▶ What is required: Copy out the material below in full, but not its images.

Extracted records
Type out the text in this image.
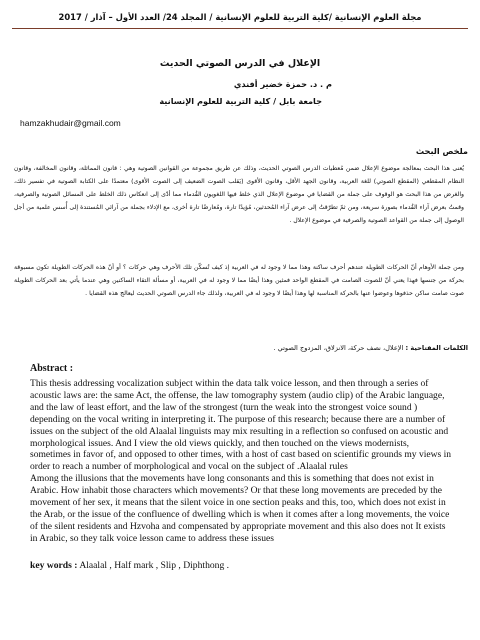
مجلة العلوم الإنسانية /كلية التربية للعلوم الإنسانية / المجلد 24/ العدد الأول – آذار / 2017
الإعلال في الدرس الصوتي الحديث
م . د. حمزة خضير أفندي
جامعة بابل / كلية التربية للعلوم الإنسانية
hamzakhudair@gmail.com
ملخص البحث

يُعنى هذا البحث بمعالجة موضوع الإعلال ضمن مُعطيات الدرس الصوتي الحديث، وذلك عن طريق مجموعة من القوانين الصوتية وهي : قانون المماثلة، وقانون المخالفة، وقانون النظام المقطعي (المقطع الصوتي) للغة العربية، وقانون الجهد الأقل، وقانون الأقوى (يَقلب الصوت الضعيف إلى الصوت الأقوى) معتمدًا على الكتابة الصوتية في تفسير ذلك، والغرض من هذا البحث هو الوقوف على جملة من القضايا في موضوع الإعلال الذي خلط فيها اللغويون القُدماء مما أدّى إلى انعكاس ذلك الخلط على المسائل الصوتية والصرفية، وقمتُ بعرض آراء القُدماء بصورة سريعة، ومن ثمّ تطرّقتُ إلى عرض آراء المُحدثين، مُؤيدًا تارة، ومُعارضًا تارة أخرى، مع الإدلاء بجملة من آرائي المُستندة إلى أُسس علمية من أجل الوصول إلى جملة من القواعد الصوتية والصرفية في موضوع الإعلال .

ومن جملة الأوهام أنّ الحركات الطويلة عندهم أحرف ساكنة وهذا مما لا وجود له في العربية إذ كيف تُسكّن تلك الأحرف وهي حركات ؟ أو أنّ هذه الحركات الطويلة تكون مسبوقة بحركة من جنسها فهذا يعني أنّ للصوت الصامت في المقطع الواحد فمثين وهذا أيضًا مما لا وجود له في العربية، أو مسألة التقاء الساكنين وهي عندما يأتي بعد الحركات الطويلة صوت صامت ساكن حذفوها وعوضوا عنها بالحركة المناسبة لها وهذا أيضًا لا وجود له في العربية، ولذلك جاء الدرس الصوتي الحديث ليعالج هذه القضايا .

الكلمات المفتاحية : الإعلال، نصف حركة، الانزلاق، المزدوج الصوتي .
Abstract :

This thesis addressing vocalization subject within the data talk voice lesson, and then through a series of acoustic laws are: the same Act, the offense, the law tomography system (audio clip) of the Arabic language, and the law of least effort, and the law of the strongest (turn the weak into the strongest voice sound ) depending on the vocal writing in interpreting it. The purpose of this research; because there are a number of issues on the subject of the old Alaalal linguists may mix resulting in a reflection so confused on acoustic and morphological issues. And I view the old views quickly, and then touched on the views modernists, sometimes in favor of, and opposed to other times, with a host of cast based on scientific grounds my views in order to reach a number of morphological and vocal on the subject of .Alaalal rules

Among the illusions that the movements have long consonants and this is something that does not exist in Arabic. How inhabit those characters which movements? Or that these long movements are preceded by the movement of her sex, it means that the silent voice in one section peaks and this, too, which does not exist in the Arab, or the issue of the confluence of dwelling which is when it comes after a long movements, the voice of the silent residents and Hzvoha and compensated by appropriate movement and this also does not It exists in Arabic, so they talk voice lesson came to address these issues

key words : Alaalal , Half mark , Slip , Diphthong .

▶ Answer for this exercise:
Type out the text in this image.
مجلة العلوم الإنسانية /كلية التربية للعلوم الإنسانية / المجلد 24/ العدد الأول – آذار / 2017
الإعلال في الدرس الصوتي الحديث
م . د. حمزة خضير أفندي
جامعة بابل / كلية التربية للعلوم الإنسانية
hamzakhudair@gmail.com
ملخص البحث

يُعنى هذا البحث بمعالجة موضوع الإعلال ضمن مُعطيات الدرس الصوتي الحديث، وذلك عن طريق مجموعة من القوانين الصوتية وهي : قانون المماثلة، وقانون المخالفة، وقانون النظام المقطعي (المقطع الصوتي) للغة العربية، وقانون الجهد الأقل، وقانون الأقوى (يَقلب الصوت الضعيف إلى الصوت الأقوى) معتمدًا على الكتابة الصوتية في تفسير ذلك، والغرض من هذا البحث هو الوقوف على جملة من القضايا في موضوع الإعلال الذي خلط فيها اللغويون القُدماء مما أدّى إلى انعكاس ذلك الخلط على المسائل الصوتية والصرفية، وقمتُ بعرض آراء القُدماء بصورة سريعة، ومن ثمّ تطرّقتُ إلى عرض آراء المُحدثين، مُؤيدًا تارة، ومُعارضًا تارة أخرى، مع الإدلاء بجملة من آرائي المُستندة إلى أُسس علمية من أجل الوصول إلى جملة من القواعد الصوتية والصرفية في موضوع الإعلال .

ومن جملة الأوهام أنّ الحركات الطويلة عندهم أحرف ساكنة وهذا مما لا وجود له في العربية إذ كيف تُسكّن تلك الأحرف وهي حركات ؟ أو أنّ هذه الحركات الطويلة تكون مسبوقة بحركة من جنسها فهذا يعني أنّ للصوت الصامت في المقطع الواحد فمثين وهذا أيضًا مما لا وجود له في العربية، أو مسألة التقاء الساكنين وهي عندما يأتي بعد الحركات الطويلة صوت صامت ساكن حذفوها وعوضوا عنها بالحركة المناسبة لها وهذا أيضًا لا وجود له في العربية، ولذلك جاء الدرس الصوتي الحديث ليعالج هذه القضايا .

الكلمات المفتاحية : الإعلال، نصف حركة، الانزلاق، المزدوج الصوتي .
Abstract :

This thesis addressing vocalization subject within the data talk voice lesson, and then through a series of acoustic laws are: the same Act, the offense, the law tomography system (audio clip) of the Arabic language, and the law of least effort, and the law of the strongest (turn the weak into the strongest voice sound ) depending on the vocal writing in interpreting it. The purpose of this research; because there are a number of issues on the subject of the old Alaalal linguists may mix resulting in a reflection so confused on acoustic and morphological issues. And I view the old views quickly, and then touched on the views modernists, sometimes in favor of, and opposed to other times, with a host of cast based on scientific grounds my views in order to reach a number of morphological and vocal on the subject of .Alaalal rules

Among the illusions that the movements have long consonants and this is something that does not exist in Arabic. How inhabit those characters which movements? Or that these long movements are preceded by the movement of her sex, it means that the silent voice in one section peaks and this, too, which does not exist in the Arab, or the issue of the confluence of dwelling which is when it comes after a long movements, the voice of the silent residents and Hzvoha and compensated by appropriate movement and this also does not It exists in Arabic, so they talk voice lesson came to address these issues

key words : Alaalal , Half mark , Slip , Diphthong .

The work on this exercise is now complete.